_Instructions for the task_:
Omit every picture while repeating the entries exactly.

[Figure contents as structured data]
========================================

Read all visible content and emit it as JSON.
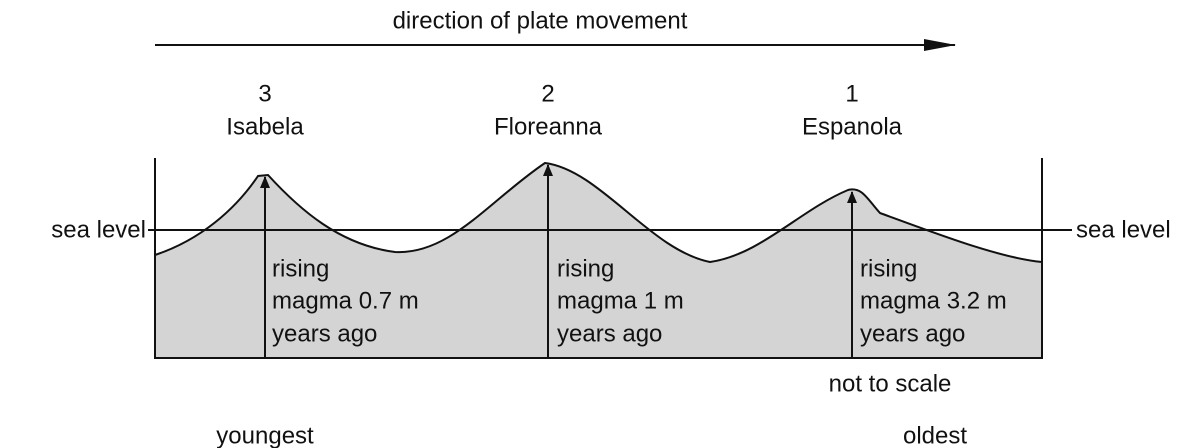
{
  "header": {
    "title": "direction of plate movement"
  },
  "islands": [
    {
      "number": "3",
      "name": "Isabela",
      "magma": [
        "rising",
        "magma 0.7 m",
        "years ago"
      ]
    },
    {
      "number": "2",
      "name": "Floreanna",
      "magma": [
        "rising",
        "magma 1 m",
        "years ago"
      ]
    },
    {
      "number": "1",
      "name": "Espanola",
      "magma": [
        "rising",
        "magma 3.2 m",
        "years ago"
      ]
    }
  ],
  "sea_level": {
    "left": "sea level",
    "right": "sea level"
  },
  "note": "not to scale",
  "age": {
    "youngest": "youngest",
    "oldest": "oldest"
  }
}
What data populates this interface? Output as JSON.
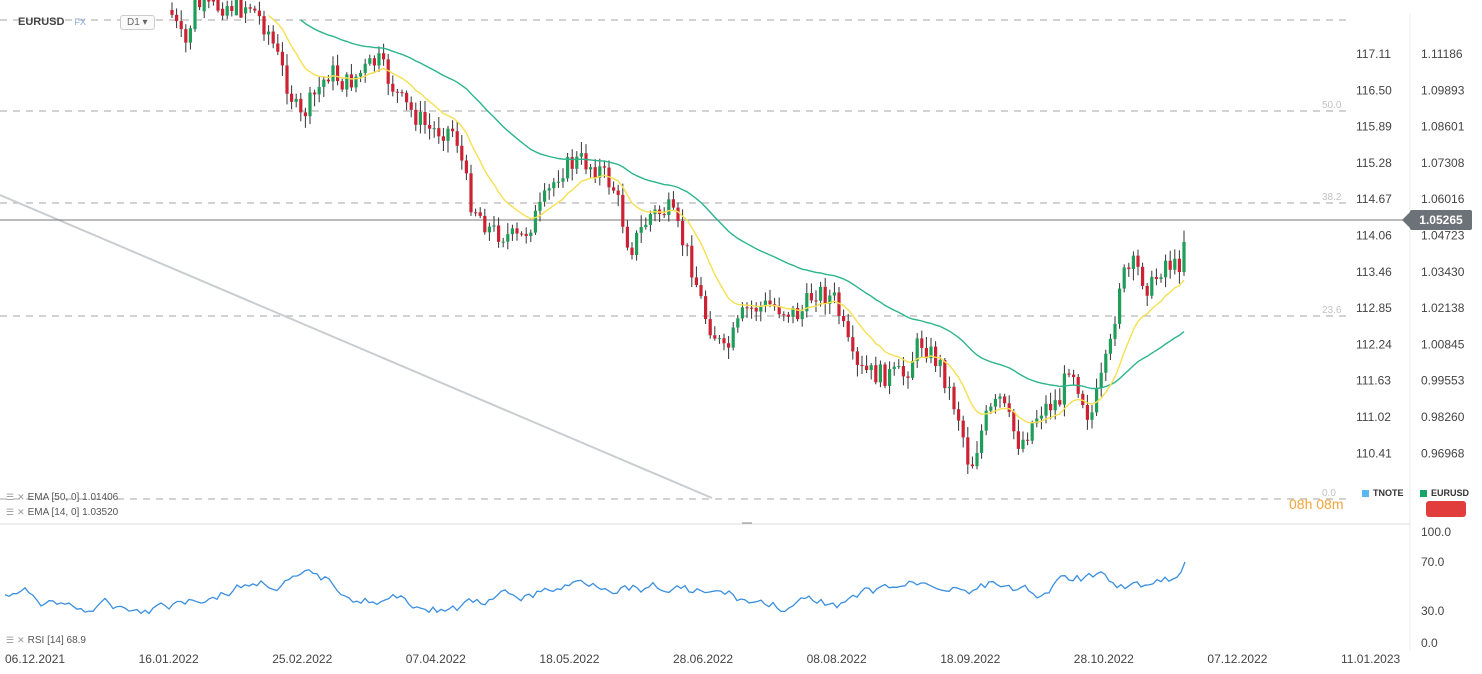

========================================

_Task output_:
Read all visible content and emit it as JSON.
{
  "header": {
    "title": "direction of plate movement"
  },
  "islands": [
    {
      "number": "3",
      "name": "Isabela",
      "magma": [
        "rising",
        "magma 0.7 m",
        "years ago"
      ]
    },
    {
      "number": "2",
      "name": "Floreanna",
      "magma": [
        "rising",
        "magma 1 m",
        "years ago"
      ]
    },
    {
      "number": "1",
      "name": "Espanola",
      "magma": [
        "rising",
        "magma 3.2 m",
        "years ago"
      ]
    }
  ],
  "sea_level": {
    "left": "sea level",
    "right": "sea level"
  },
  "note": "not to scale",
  "age": {
    "youngest": "youngest",
    "oldest": "oldest"
  }
}
What data populates this interface? Output as JSON.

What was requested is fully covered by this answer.